>> Begin
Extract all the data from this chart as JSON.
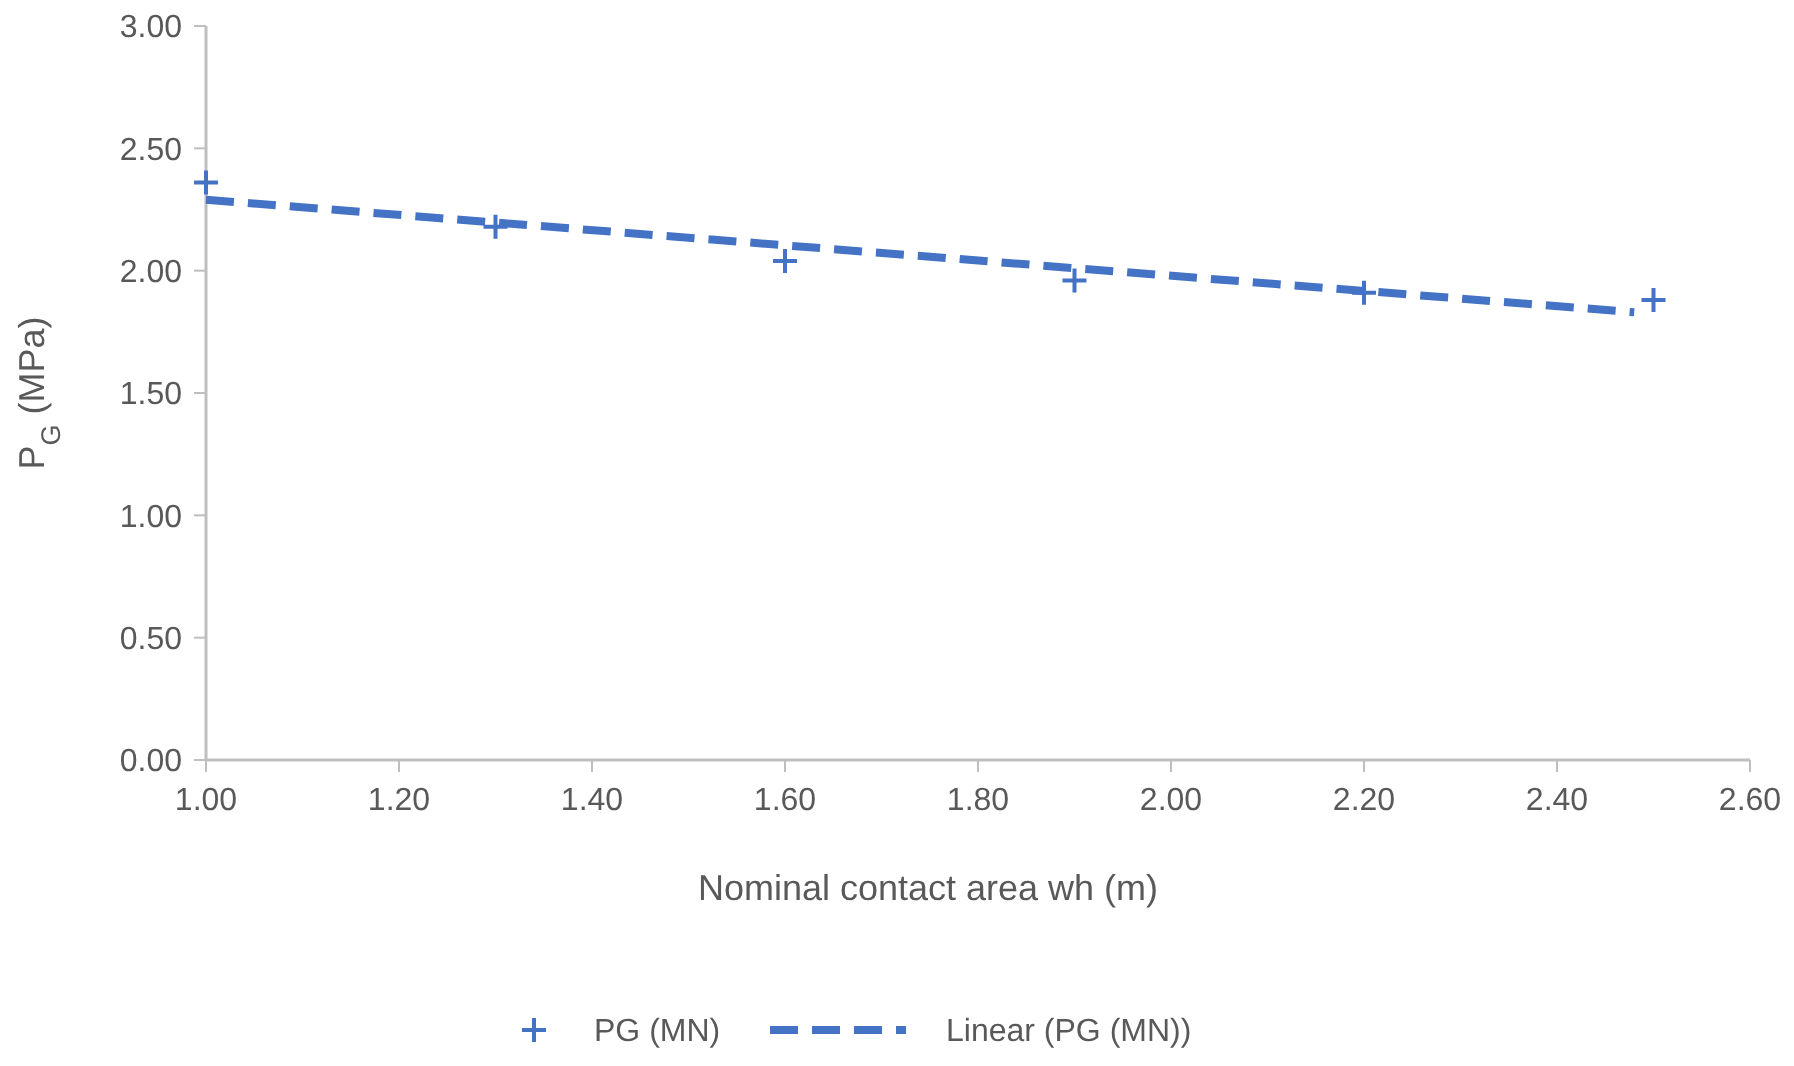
{
  "chart_data": {
    "type": "scatter",
    "xlabel": "Nominal contact area wh (m)",
    "ylabel": "P$_{G}$ (MPa)",
    "xlim": [
      1,
      2.6
    ],
    "xticks": [
      {
        "value": 1,
        "label": "1.00"
      },
      {
        "value": 1.2,
        "label": "1.20"
      },
      {
        "value": 1.4,
        "label": "1.40"
      },
      {
        "value": 1.6,
        "label": "1.60"
      },
      {
        "value": 1.8,
        "label": "1.80"
      },
      {
        "value": 2,
        "label": "2.00"
      },
      {
        "value": 2.2,
        "label": "2.20"
      },
      {
        "value": 2.4,
        "label": "2.40"
      },
      {
        "value": 2.6,
        "label": "2.60"
      }
    ],
    "ylim": [
      0,
      3
    ],
    "yticks": [
      {
        "value": 0,
        "label": "0.00"
      },
      {
        "value": 0.5,
        "label": "0.50"
      },
      {
        "value": 1,
        "label": "1.00"
      },
      {
        "value": 1.5,
        "label": "1.50"
      },
      {
        "value": 2,
        "label": "2.00"
      },
      {
        "value": 2.5,
        "label": "2.50"
      },
      {
        "value": 3,
        "label": "3.00"
      }
    ],
    "grid": false,
    "legend": "bottom",
    "series": [
      {
        "name": "PG (MN)",
        "marker": "cross",
        "color": "#4472c4",
        "x": [
          1,
          1.3,
          1.6,
          1.9,
          2.2,
          2.5
        ],
        "values": [
          2.36,
          2.18,
          2.04,
          1.96,
          1.91,
          1.88
        ]
      },
      {
        "name": "Linear (PG (MN))",
        "type": "line",
        "line_style": "dashed",
        "marker": "none",
        "color": "#4472c4",
        "x": [
          1,
          2.48
        ],
        "values": [
          2.29,
          1.83
        ]
      }
    ]
  }
}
>> End
WRITTEN REQUEST: Your copy of the data above should match it exactly, except that pictures are left out.

CORRECT RESPONSE:
Extract all the data from this chart as JSON.
{
  "chart_data": {
    "type": "scatter",
    "xlabel": "Nominal contact area wh (m)",
    "ylabel": "P$_{G}$ (MPa)",
    "xlim": [
      1,
      2.6
    ],
    "xticks": [
      {
        "value": 1,
        "label": "1.00"
      },
      {
        "value": 1.2,
        "label": "1.20"
      },
      {
        "value": 1.4,
        "label": "1.40"
      },
      {
        "value": 1.6,
        "label": "1.60"
      },
      {
        "value": 1.8,
        "label": "1.80"
      },
      {
        "value": 2,
        "label": "2.00"
      },
      {
        "value": 2.2,
        "label": "2.20"
      },
      {
        "value": 2.4,
        "label": "2.40"
      },
      {
        "value": 2.6,
        "label": "2.60"
      }
    ],
    "ylim": [
      0,
      3
    ],
    "yticks": [
      {
        "value": 0,
        "label": "0.00"
      },
      {
        "value": 0.5,
        "label": "0.50"
      },
      {
        "value": 1,
        "label": "1.00"
      },
      {
        "value": 1.5,
        "label": "1.50"
      },
      {
        "value": 2,
        "label": "2.00"
      },
      {
        "value": 2.5,
        "label": "2.50"
      },
      {
        "value": 3,
        "label": "3.00"
      }
    ],
    "grid": false,
    "legend": "bottom",
    "series": [
      {
        "name": "PG (MN)",
        "marker": "cross",
        "color": "#4472c4",
        "x": [
          1,
          1.3,
          1.6,
          1.9,
          2.2,
          2.5
        ],
        "values": [
          2.36,
          2.18,
          2.04,
          1.96,
          1.91,
          1.88
        ]
      },
      {
        "name": "Linear (PG (MN))",
        "type": "line",
        "line_style": "dashed",
        "marker": "none",
        "color": "#4472c4",
        "x": [
          1,
          2.48
        ],
        "values": [
          2.29,
          1.83
        ]
      }
    ]
  }
}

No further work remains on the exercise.